Begin Dataset entries

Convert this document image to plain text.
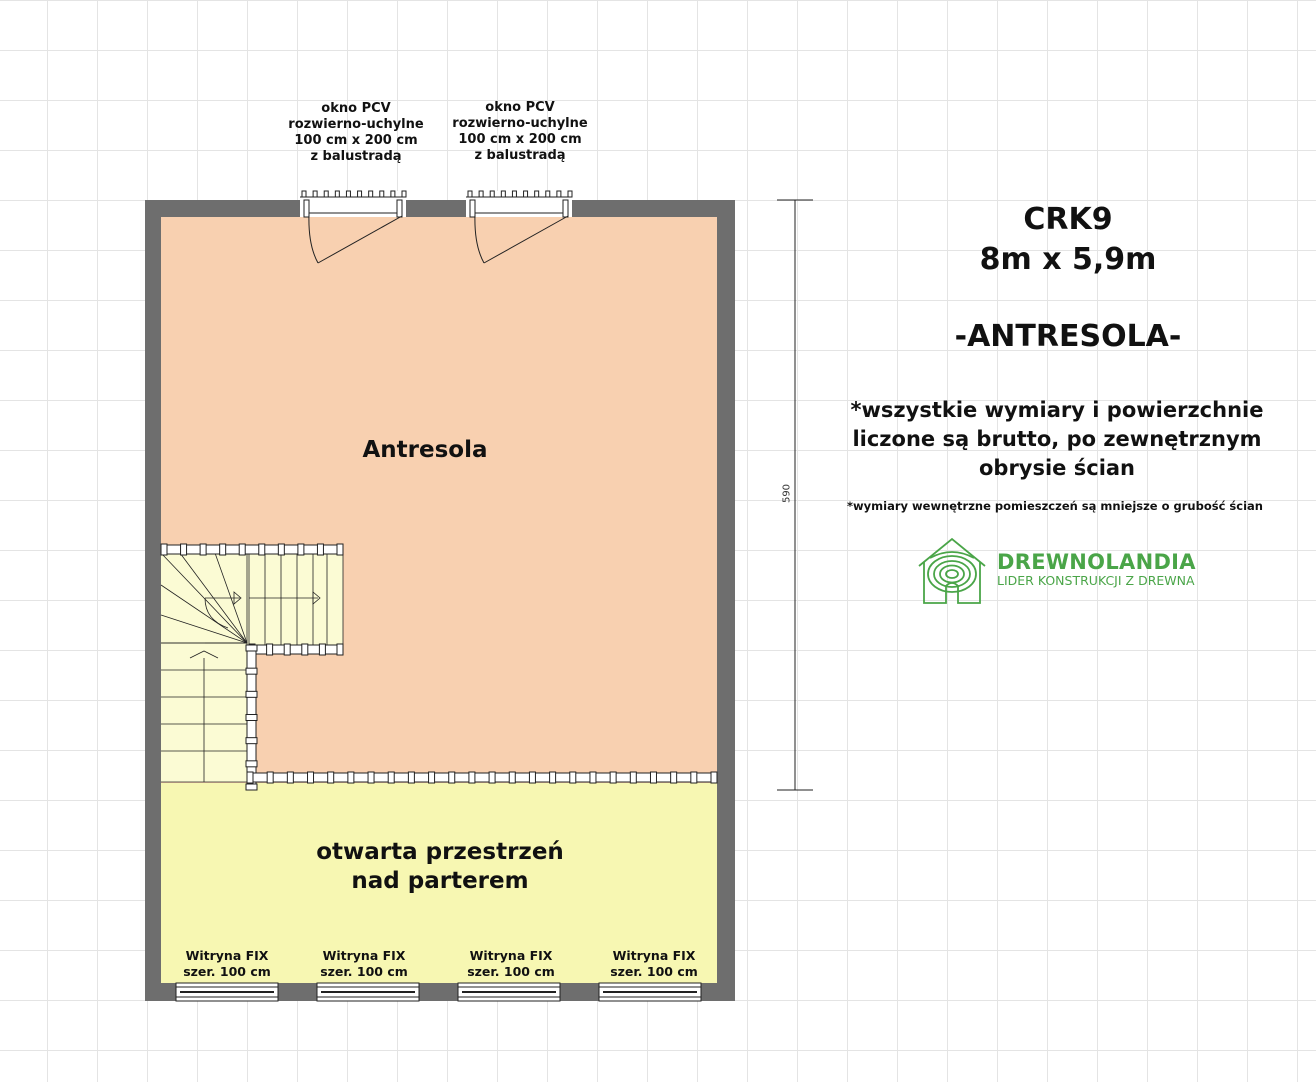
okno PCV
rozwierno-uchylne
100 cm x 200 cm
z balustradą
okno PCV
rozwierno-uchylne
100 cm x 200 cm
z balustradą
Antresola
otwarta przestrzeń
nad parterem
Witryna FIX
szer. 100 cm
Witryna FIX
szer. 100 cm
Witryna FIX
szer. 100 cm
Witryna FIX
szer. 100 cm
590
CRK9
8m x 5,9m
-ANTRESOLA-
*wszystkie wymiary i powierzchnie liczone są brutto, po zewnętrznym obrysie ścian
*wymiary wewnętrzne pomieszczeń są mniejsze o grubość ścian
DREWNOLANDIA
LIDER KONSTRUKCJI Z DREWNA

End Dataset entries

- [What this task involves]: Word for word, quote the lines above. Omit the pictures.

- [The solution]:
Convert this document image to plain text.
okno PCV
rozwierno-uchylne
100 cm x 200 cm
z balustradą
okno PCV
rozwierno-uchylne
100 cm x 200 cm
z balustradą
Antresola
otwarta przestrzeń
nad parterem
Witryna FIX
szer. 100 cm
Witryna FIX
szer. 100 cm
Witryna FIX
szer. 100 cm
Witryna FIX
szer. 100 cm
590
CRK9
8m x 5,9m
-ANTRESOLA-
*wszystkie wymiary i powierzchnie liczone są brutto, po zewnętrznym obrysie ścian
*wymiary wewnętrzne pomieszczeń są mniejsze o grubość ścian
DREWNOLANDIA
LIDER KONSTRUKCJI Z DREWNA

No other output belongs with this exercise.